**SUPPLIED DATA**
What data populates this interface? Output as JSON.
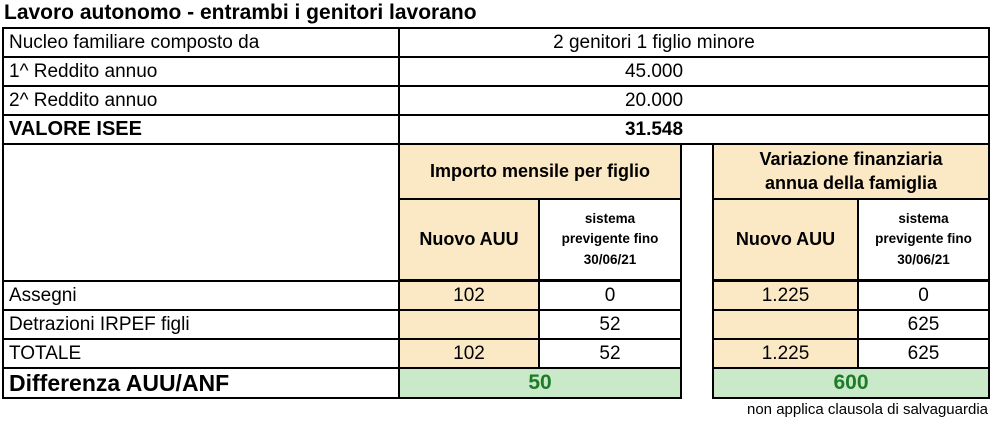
{
  "title": "Lavoro autonomo - entrambi i genitori lavorano",
  "info_rows": [
    {
      "label": "Nucleo familiare composto da",
      "value": "2 genitori 1 figlio minore"
    },
    {
      "label": "1^ Reddito annuo",
      "value": "45.000"
    },
    {
      "label": "2^ Reddito annuo",
      "value": "20.000"
    },
    {
      "label": "VALORE ISEE",
      "value": "31.548"
    }
  ],
  "groups": [
    {
      "header": "Importo mensile per figlio",
      "subcol_new": "Nuovo AUU",
      "subcol_old": "sistema\nprevigente fino\n30/06/21"
    },
    {
      "header": "Variazione finanziaria\nannua della famiglia",
      "subcol_new": "Nuovo AUU",
      "subcol_old": "sistema\nprevigente fino\n30/06/21"
    }
  ],
  "data_rows": [
    {
      "label": "Assegni",
      "monthly_new": "102",
      "monthly_old": "0",
      "annual_new": "1.225",
      "annual_old": "0"
    },
    {
      "label": "Detrazioni IRPEF figli",
      "monthly_new": "",
      "monthly_old": "52",
      "annual_new": "",
      "annual_old": "625"
    },
    {
      "label": "TOTALE",
      "monthly_new": "102",
      "monthly_old": "52",
      "annual_new": "1.225",
      "annual_old": "625"
    }
  ],
  "difference_row": {
    "label": "Differenza AUU/ANF",
    "monthly": "50",
    "annual": "600"
  },
  "footnote": "non applica clausola di salvaguardia",
  "colors": {
    "beige": "#FBE8C4",
    "green-bg": "#C9E9C9",
    "green-text": "#1E7B28",
    "border": "#000000"
  },
  "chart_data": {
    "type": "table",
    "title": "Lavoro autonomo - entrambi i genitori lavorano",
    "household": {
      "Nucleo familiare composto da": "2 genitori 1 figlio minore",
      "1^ Reddito annuo": 45000,
      "2^ Reddito annuo": 20000,
      "VALORE ISEE": 31548
    },
    "column_groups": [
      "Importo mensile per figlio",
      "Variazione finanziaria annua della famiglia"
    ],
    "columns": [
      "Importo mensile per figlio - Nuovo AUU",
      "Importo mensile per figlio - sistema previgente fino 30/06/21",
      "Variazione finanziaria annua della famiglia - Nuovo AUU",
      "Variazione finanziaria annua della famiglia - sistema previgente fino 30/06/21"
    ],
    "rows": [
      {
        "label": "Assegni",
        "values": [
          102,
          0,
          1225,
          0
        ]
      },
      {
        "label": "Detrazioni IRPEF figli",
        "values": [
          null,
          52,
          null,
          625
        ]
      },
      {
        "label": "TOTALE",
        "values": [
          102,
          52,
          1225,
          625
        ]
      },
      {
        "label": "Differenza AUU/ANF",
        "values": [
          50,
          null,
          600,
          null
        ]
      }
    ],
    "note": "non applica clausola di salvaguardia"
  }
}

**EXERCISE DESCRIPTION**
Identify and extract each line of the listing that contains "annuo".

**TASK ANSWER**
      "label": "1^ Reddito annuo",
      "label": "2^ Reddito annuo",
      "1^ Reddito annuo": 45000,
      "2^ Reddito annuo": 20000,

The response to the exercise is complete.